## Dataset items
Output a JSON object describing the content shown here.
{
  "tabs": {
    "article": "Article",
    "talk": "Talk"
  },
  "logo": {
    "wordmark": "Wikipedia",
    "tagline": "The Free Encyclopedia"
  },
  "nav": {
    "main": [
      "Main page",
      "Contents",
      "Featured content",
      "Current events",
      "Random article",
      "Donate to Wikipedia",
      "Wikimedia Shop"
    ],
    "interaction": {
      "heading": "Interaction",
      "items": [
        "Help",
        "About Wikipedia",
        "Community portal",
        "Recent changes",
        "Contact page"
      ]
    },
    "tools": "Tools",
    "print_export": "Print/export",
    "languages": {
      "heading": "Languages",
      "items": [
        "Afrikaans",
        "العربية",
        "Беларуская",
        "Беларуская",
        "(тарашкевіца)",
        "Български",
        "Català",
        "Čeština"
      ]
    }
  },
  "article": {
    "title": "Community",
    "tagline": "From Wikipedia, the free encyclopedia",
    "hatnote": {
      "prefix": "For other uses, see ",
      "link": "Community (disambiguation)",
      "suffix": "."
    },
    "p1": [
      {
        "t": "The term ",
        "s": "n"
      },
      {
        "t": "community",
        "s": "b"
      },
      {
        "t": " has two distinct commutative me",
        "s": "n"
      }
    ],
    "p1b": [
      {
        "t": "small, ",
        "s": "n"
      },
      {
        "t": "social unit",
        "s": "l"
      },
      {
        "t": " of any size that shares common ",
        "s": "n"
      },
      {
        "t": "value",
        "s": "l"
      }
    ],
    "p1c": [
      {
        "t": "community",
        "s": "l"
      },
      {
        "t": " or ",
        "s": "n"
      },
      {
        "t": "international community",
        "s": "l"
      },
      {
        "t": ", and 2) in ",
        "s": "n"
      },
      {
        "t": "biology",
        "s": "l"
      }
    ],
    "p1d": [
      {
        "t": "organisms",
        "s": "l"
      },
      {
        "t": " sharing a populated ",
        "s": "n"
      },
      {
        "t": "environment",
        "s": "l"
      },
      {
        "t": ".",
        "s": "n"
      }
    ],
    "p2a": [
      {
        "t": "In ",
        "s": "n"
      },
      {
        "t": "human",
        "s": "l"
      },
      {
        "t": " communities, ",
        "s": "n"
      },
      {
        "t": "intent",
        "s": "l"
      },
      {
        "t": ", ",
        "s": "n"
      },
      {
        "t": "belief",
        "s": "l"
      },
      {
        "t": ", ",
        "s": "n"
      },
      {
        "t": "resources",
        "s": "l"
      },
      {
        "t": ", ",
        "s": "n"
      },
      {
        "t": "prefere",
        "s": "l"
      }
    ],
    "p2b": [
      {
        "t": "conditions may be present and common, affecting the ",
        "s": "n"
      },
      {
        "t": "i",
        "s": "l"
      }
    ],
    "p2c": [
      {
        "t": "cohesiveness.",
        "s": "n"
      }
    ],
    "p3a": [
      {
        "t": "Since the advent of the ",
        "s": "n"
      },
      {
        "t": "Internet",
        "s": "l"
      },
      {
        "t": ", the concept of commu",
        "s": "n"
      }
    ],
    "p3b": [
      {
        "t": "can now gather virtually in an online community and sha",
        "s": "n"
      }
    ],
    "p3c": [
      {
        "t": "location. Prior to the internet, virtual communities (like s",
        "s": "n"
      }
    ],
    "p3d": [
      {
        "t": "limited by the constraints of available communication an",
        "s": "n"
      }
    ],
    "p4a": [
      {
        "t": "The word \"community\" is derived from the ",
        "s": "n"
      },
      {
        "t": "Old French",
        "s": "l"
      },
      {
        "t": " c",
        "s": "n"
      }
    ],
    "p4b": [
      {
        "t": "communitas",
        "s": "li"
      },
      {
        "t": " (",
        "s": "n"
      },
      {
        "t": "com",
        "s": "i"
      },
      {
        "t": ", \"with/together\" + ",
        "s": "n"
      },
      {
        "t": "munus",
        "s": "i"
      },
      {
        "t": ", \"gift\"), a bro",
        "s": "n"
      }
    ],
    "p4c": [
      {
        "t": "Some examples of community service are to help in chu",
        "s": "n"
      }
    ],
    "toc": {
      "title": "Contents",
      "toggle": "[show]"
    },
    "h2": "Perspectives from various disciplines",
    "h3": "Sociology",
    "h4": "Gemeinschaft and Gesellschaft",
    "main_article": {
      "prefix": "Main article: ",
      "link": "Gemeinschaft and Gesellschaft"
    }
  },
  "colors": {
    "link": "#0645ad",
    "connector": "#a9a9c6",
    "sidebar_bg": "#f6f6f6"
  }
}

## Request
Set down every line of the listing above again, exactly as given.

## Response to the task
Output a JSON object describing the content shown here.
{
  "tabs": {
    "article": "Article",
    "talk": "Talk"
  },
  "logo": {
    "wordmark": "Wikipedia",
    "tagline": "The Free Encyclopedia"
  },
  "nav": {
    "main": [
      "Main page",
      "Contents",
      "Featured content",
      "Current events",
      "Random article",
      "Donate to Wikipedia",
      "Wikimedia Shop"
    ],
    "interaction": {
      "heading": "Interaction",
      "items": [
        "Help",
        "About Wikipedia",
        "Community portal",
        "Recent changes",
        "Contact page"
      ]
    },
    "tools": "Tools",
    "print_export": "Print/export",
    "languages": {
      "heading": "Languages",
      "items": [
        "Afrikaans",
        "العربية",
        "Беларуская",
        "Беларуская",
        "(тарашкевіца)",
        "Български",
        "Català",
        "Čeština"
      ]
    }
  },
  "article": {
    "title": "Community",
    "tagline": "From Wikipedia, the free encyclopedia",
    "hatnote": {
      "prefix": "For other uses, see ",
      "link": "Community (disambiguation)",
      "suffix": "."
    },
    "p1": [
      {
        "t": "The term ",
        "s": "n"
      },
      {
        "t": "community",
        "s": "b"
      },
      {
        "t": " has two distinct commutative me",
        "s": "n"
      }
    ],
    "p1b": [
      {
        "t": "small, ",
        "s": "n"
      },
      {
        "t": "social unit",
        "s": "l"
      },
      {
        "t": " of any size that shares common ",
        "s": "n"
      },
      {
        "t": "value",
        "s": "l"
      }
    ],
    "p1c": [
      {
        "t": "community",
        "s": "l"
      },
      {
        "t": " or ",
        "s": "n"
      },
      {
        "t": "international community",
        "s": "l"
      },
      {
        "t": ", and 2) in ",
        "s": "n"
      },
      {
        "t": "biology",
        "s": "l"
      }
    ],
    "p1d": [
      {
        "t": "organisms",
        "s": "l"
      },
      {
        "t": " sharing a populated ",
        "s": "n"
      },
      {
        "t": "environment",
        "s": "l"
      },
      {
        "t": ".",
        "s": "n"
      }
    ],
    "p2a": [
      {
        "t": "In ",
        "s": "n"
      },
      {
        "t": "human",
        "s": "l"
      },
      {
        "t": " communities, ",
        "s": "n"
      },
      {
        "t": "intent",
        "s": "l"
      },
      {
        "t": ", ",
        "s": "n"
      },
      {
        "t": "belief",
        "s": "l"
      },
      {
        "t": ", ",
        "s": "n"
      },
      {
        "t": "resources",
        "s": "l"
      },
      {
        "t": ", ",
        "s": "n"
      },
      {
        "t": "prefere",
        "s": "l"
      }
    ],
    "p2b": [
      {
        "t": "conditions may be present and common, affecting the ",
        "s": "n"
      },
      {
        "t": "i",
        "s": "l"
      }
    ],
    "p2c": [
      {
        "t": "cohesiveness.",
        "s": "n"
      }
    ],
    "p3a": [
      {
        "t": "Since the advent of the ",
        "s": "n"
      },
      {
        "t": "Internet",
        "s": "l"
      },
      {
        "t": ", the concept of commu",
        "s": "n"
      }
    ],
    "p3b": [
      {
        "t": "can now gather virtually in an online community and sha",
        "s": "n"
      }
    ],
    "p3c": [
      {
        "t": "location. Prior to the internet, virtual communities (like s",
        "s": "n"
      }
    ],
    "p3d": [
      {
        "t": "limited by the constraints of available communication an",
        "s": "n"
      }
    ],
    "p4a": [
      {
        "t": "The word \"community\" is derived from the ",
        "s": "n"
      },
      {
        "t": "Old French",
        "s": "l"
      },
      {
        "t": " c",
        "s": "n"
      }
    ],
    "p4b": [
      {
        "t": "communitas",
        "s": "li"
      },
      {
        "t": " (",
        "s": "n"
      },
      {
        "t": "com",
        "s": "i"
      },
      {
        "t": ", \"with/together\" + ",
        "s": "n"
      },
      {
        "t": "munus",
        "s": "i"
      },
      {
        "t": ", \"gift\"), a bro",
        "s": "n"
      }
    ],
    "p4c": [
      {
        "t": "Some examples of community service are to help in chu",
        "s": "n"
      }
    ],
    "toc": {
      "title": "Contents",
      "toggle": "[show]"
    },
    "h2": "Perspectives from various disciplines",
    "h3": "Sociology",
    "h4": "Gemeinschaft and Gesellschaft",
    "main_article": {
      "prefix": "Main article: ",
      "link": "Gemeinschaft and Gesellschaft"
    }
  },
  "colors": {
    "link": "#0645ad",
    "connector": "#a9a9c6",
    "sidebar_bg": "#f6f6f6"
  }
}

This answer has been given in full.